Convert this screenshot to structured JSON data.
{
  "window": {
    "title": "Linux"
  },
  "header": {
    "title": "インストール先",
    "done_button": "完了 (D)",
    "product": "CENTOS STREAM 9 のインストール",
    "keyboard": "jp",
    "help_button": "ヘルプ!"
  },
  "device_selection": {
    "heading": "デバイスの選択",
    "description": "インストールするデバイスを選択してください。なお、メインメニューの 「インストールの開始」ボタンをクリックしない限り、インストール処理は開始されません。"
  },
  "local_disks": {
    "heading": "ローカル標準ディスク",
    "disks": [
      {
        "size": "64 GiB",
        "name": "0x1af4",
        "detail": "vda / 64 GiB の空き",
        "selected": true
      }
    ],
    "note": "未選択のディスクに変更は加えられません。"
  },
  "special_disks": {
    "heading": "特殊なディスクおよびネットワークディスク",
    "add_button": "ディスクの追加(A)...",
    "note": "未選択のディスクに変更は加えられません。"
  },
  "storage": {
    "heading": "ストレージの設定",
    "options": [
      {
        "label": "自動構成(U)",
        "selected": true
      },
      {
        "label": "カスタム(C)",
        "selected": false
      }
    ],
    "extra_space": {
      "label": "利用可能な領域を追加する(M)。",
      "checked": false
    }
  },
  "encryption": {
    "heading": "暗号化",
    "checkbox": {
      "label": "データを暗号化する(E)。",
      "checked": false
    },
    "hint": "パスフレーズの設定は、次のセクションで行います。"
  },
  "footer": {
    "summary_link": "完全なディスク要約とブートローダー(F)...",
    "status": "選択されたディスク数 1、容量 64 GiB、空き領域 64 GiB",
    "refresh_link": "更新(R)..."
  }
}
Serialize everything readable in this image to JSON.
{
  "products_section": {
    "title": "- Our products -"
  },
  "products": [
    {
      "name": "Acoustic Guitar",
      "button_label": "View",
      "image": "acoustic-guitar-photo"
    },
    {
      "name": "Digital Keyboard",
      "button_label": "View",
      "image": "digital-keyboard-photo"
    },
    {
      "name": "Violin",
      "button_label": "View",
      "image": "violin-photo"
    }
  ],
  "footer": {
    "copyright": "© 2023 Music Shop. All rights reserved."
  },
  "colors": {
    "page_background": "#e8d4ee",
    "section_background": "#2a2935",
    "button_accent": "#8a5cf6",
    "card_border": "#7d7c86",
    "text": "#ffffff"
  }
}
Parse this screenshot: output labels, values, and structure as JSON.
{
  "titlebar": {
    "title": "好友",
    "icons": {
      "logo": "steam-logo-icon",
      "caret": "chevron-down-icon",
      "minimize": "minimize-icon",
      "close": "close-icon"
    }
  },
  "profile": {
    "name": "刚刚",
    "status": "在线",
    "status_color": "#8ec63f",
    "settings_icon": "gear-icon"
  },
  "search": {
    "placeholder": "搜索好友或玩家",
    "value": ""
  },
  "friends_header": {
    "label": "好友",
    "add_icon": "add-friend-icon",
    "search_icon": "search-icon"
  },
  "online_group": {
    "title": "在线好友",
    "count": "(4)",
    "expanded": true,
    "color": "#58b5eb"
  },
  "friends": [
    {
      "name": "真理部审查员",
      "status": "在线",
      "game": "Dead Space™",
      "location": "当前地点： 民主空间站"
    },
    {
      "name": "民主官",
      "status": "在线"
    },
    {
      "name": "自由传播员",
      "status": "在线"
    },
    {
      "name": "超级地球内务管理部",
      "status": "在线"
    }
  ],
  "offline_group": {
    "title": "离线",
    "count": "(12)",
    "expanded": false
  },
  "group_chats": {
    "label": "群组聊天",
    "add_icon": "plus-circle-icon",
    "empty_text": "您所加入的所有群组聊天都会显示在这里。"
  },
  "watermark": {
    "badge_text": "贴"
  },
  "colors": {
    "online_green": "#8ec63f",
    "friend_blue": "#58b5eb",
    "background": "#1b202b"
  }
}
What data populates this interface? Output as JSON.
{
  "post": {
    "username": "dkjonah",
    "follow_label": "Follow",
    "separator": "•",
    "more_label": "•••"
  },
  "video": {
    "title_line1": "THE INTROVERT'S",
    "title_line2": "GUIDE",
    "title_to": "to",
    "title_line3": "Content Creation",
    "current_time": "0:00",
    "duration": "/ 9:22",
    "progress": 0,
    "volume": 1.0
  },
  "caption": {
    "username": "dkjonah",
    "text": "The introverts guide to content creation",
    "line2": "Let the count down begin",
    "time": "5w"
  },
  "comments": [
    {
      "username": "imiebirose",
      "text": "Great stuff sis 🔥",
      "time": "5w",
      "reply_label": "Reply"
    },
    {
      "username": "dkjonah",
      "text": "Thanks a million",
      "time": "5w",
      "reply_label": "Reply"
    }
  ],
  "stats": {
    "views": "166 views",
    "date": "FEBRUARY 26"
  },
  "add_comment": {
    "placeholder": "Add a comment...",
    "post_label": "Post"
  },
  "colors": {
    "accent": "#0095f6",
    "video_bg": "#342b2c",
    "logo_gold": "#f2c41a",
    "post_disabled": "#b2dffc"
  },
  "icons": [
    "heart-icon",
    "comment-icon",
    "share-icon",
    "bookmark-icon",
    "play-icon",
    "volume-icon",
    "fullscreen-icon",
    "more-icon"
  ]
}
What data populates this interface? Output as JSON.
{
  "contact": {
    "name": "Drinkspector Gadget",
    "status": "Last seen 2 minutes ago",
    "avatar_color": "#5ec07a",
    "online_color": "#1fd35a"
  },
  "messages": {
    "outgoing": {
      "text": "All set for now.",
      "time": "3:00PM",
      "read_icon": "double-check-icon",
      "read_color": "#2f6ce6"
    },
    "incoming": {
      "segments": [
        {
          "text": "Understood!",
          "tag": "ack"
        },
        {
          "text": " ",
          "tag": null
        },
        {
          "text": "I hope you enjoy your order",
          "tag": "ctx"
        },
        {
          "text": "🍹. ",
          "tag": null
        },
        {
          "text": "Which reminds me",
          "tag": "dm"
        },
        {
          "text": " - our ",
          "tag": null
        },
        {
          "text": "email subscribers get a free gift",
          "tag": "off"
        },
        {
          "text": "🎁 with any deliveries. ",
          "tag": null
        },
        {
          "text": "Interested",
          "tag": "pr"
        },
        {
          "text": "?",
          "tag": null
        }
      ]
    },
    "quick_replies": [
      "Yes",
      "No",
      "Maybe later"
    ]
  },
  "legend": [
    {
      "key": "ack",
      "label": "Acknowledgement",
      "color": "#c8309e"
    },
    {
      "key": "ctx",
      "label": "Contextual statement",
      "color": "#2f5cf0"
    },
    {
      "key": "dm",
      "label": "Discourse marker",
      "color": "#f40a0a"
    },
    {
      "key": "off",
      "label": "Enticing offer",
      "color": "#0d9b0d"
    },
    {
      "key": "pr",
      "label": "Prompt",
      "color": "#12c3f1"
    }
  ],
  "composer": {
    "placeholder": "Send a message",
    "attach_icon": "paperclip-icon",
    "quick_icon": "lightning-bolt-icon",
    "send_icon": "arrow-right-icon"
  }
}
───
[WHAT IS BEING ASKED]: Repeat the listing above without any change.

[TASK RESULT]:
Convert this screenshot to structured JSON data.
{
  "window": {
    "title": "Linux"
  },
  "header": {
    "title": "インストール先",
    "done_button": "完了 (D)",
    "product": "CENTOS STREAM 9 のインストール",
    "keyboard": "jp",
    "help_button": "ヘルプ!"
  },
  "device_selection": {
    "heading": "デバイスの選択",
    "description": "インストールするデバイスを選択してください。なお、メインメニューの 「インストールの開始」ボタンをクリックしない限り、インストール処理は開始されません。"
  },
  "local_disks": {
    "heading": "ローカル標準ディスク",
    "disks": [
      {
        "size": "64 GiB",
        "name": "0x1af4",
        "detail": "vda / 64 GiB の空き",
        "selected": true
      }
    ],
    "note": "未選択のディスクに変更は加えられません。"
  },
  "special_disks": {
    "heading": "特殊なディスクおよびネットワークディスク",
    "add_button": "ディスクの追加(A)...",
    "note": "未選択のディスクに変更は加えられません。"
  },
  "storage": {
    "heading": "ストレージの設定",
    "options": [
      {
        "label": "自動構成(U)",
        "selected": true
      },
      {
        "label": "カスタム(C)",
        "selected": false
      }
    ],
    "extra_space": {
      "label": "利用可能な領域を追加する(M)。",
      "checked": false
    }
  },
  "encryption": {
    "heading": "暗号化",
    "checkbox": {
      "label": "データを暗号化する(E)。",
      "checked": false
    },
    "hint": "パスフレーズの設定は、次のセクションで行います。"
  },
  "footer": {
    "summary_link": "完全なディスク要約とブートローダー(F)...",
    "status": "選択されたディスク数 1、容量 64 GiB、空き領域 64 GiB",
    "refresh_link": "更新(R)..."
  }
}
Serialize everything readable in this image to JSON.
{
  "products_section": {
    "title": "- Our products -"
  },
  "products": [
    {
      "name": "Acoustic Guitar",
      "button_label": "View",
      "image": "acoustic-guitar-photo"
    },
    {
      "name": "Digital Keyboard",
      "button_label": "View",
      "image": "digital-keyboard-photo"
    },
    {
      "name": "Violin",
      "button_label": "View",
      "image": "violin-photo"
    }
  ],
  "footer": {
    "copyright": "© 2023 Music Shop. All rights reserved."
  },
  "colors": {
    "page_background": "#e8d4ee",
    "section_background": "#2a2935",
    "button_accent": "#8a5cf6",
    "card_border": "#7d7c86",
    "text": "#ffffff"
  }
}
Parse this screenshot: output labels, values, and structure as JSON.
{
  "titlebar": {
    "title": "好友",
    "icons": {
      "logo": "steam-logo-icon",
      "caret": "chevron-down-icon",
      "minimize": "minimize-icon",
      "close": "close-icon"
    }
  },
  "profile": {
    "name": "刚刚",
    "status": "在线",
    "status_color": "#8ec63f",
    "settings_icon": "gear-icon"
  },
  "search": {
    "placeholder": "搜索好友或玩家",
    "value": ""
  },
  "friends_header": {
    "label": "好友",
    "add_icon": "add-friend-icon",
    "search_icon": "search-icon"
  },
  "online_group": {
    "title": "在线好友",
    "count": "(4)",
    "expanded": true,
    "color": "#58b5eb"
  },
  "friends": [
    {
      "name": "真理部审查员",
      "status": "在线",
      "game": "Dead Space™",
      "location": "当前地点： 民主空间站"
    },
    {
      "name": "民主官",
      "status": "在线"
    },
    {
      "name": "自由传播员",
      "status": "在线"
    },
    {
      "name": "超级地球内务管理部",
      "status": "在线"
    }
  ],
  "offline_group": {
    "title": "离线",
    "count": "(12)",
    "expanded": false
  },
  "group_chats": {
    "label": "群组聊天",
    "add_icon": "plus-circle-icon",
    "empty_text": "您所加入的所有群组聊天都会显示在这里。"
  },
  "watermark": {
    "badge_text": "贴"
  },
  "colors": {
    "online_green": "#8ec63f",
    "friend_blue": "#58b5eb",
    "background": "#1b202b"
  }
}
What data populates this interface? Output as JSON.
{
  "post": {
    "username": "dkjonah",
    "follow_label": "Follow",
    "separator": "•",
    "more_label": "•••"
  },
  "video": {
    "title_line1": "THE INTROVERT'S",
    "title_line2": "GUIDE",
    "title_to": "to",
    "title_line3": "Content Creation",
    "current_time": "0:00",
    "duration": "/ 9:22",
    "progress": 0,
    "volume": 1.0
  },
  "caption": {
    "username": "dkjonah",
    "text": "The introverts guide to content creation",
    "line2": "Let the count down begin",
    "time": "5w"
  },
  "comments": [
    {
      "username": "imiebirose",
      "text": "Great stuff sis 🔥",
      "time": "5w",
      "reply_label": "Reply"
    },
    {
      "username": "dkjonah",
      "text": "Thanks a million",
      "time": "5w",
      "reply_label": "Reply"
    }
  ],
  "stats": {
    "views": "166 views",
    "date": "FEBRUARY 26"
  },
  "add_comment": {
    "placeholder": "Add a comment...",
    "post_label": "Post"
  },
  "colors": {
    "accent": "#0095f6",
    "video_bg": "#342b2c",
    "logo_gold": "#f2c41a",
    "post_disabled": "#b2dffc"
  },
  "icons": [
    "heart-icon",
    "comment-icon",
    "share-icon",
    "bookmark-icon",
    "play-icon",
    "volume-icon",
    "fullscreen-icon",
    "more-icon"
  ]
}
What data populates this interface? Output as JSON.
{
  "contact": {
    "name": "Drinkspector Gadget",
    "status": "Last seen 2 minutes ago",
    "avatar_color": "#5ec07a",
    "online_color": "#1fd35a"
  },
  "messages": {
    "outgoing": {
      "text": "All set for now.",
      "time": "3:00PM",
      "read_icon": "double-check-icon",
      "read_color": "#2f6ce6"
    },
    "incoming": {
      "segments": [
        {
          "text": "Understood!",
          "tag": "ack"
        },
        {
          "text": " ",
          "tag": null
        },
        {
          "text": "I hope you enjoy your order",
          "tag": "ctx"
        },
        {
          "text": "🍹. ",
          "tag": null
        },
        {
          "text": "Which reminds me",
          "tag": "dm"
        },
        {
          "text": " - our ",
          "tag": null
        },
        {
          "text": "email subscribers get a free gift",
          "tag": "off"
        },
        {
          "text": "🎁 with any deliveries. ",
          "tag": null
        },
        {
          "text": "Interested",
          "tag": "pr"
        },
        {
          "text": "?",
          "tag": null
        }
      ]
    },
    "quick_replies": [
      "Yes",
      "No",
      "Maybe later"
    ]
  },
  "legend": [
    {
      "key": "ack",
      "label": "Acknowledgement",
      "color": "#c8309e"
    },
    {
      "key": "ctx",
      "label": "Contextual statement",
      "color": "#2f5cf0"
    },
    {
      "key": "dm",
      "label": "Discourse marker",
      "color": "#f40a0a"
    },
    {
      "key": "off",
      "label": "Enticing offer",
      "color": "#0d9b0d"
    },
    {
      "key": "pr",
      "label": "Prompt",
      "color": "#12c3f1"
    }
  ],
  "composer": {
    "placeholder": "Send a message",
    "attach_icon": "paperclip-icon",
    "quick_icon": "lightning-bolt-icon",
    "send_icon": "arrow-right-icon"
  }
}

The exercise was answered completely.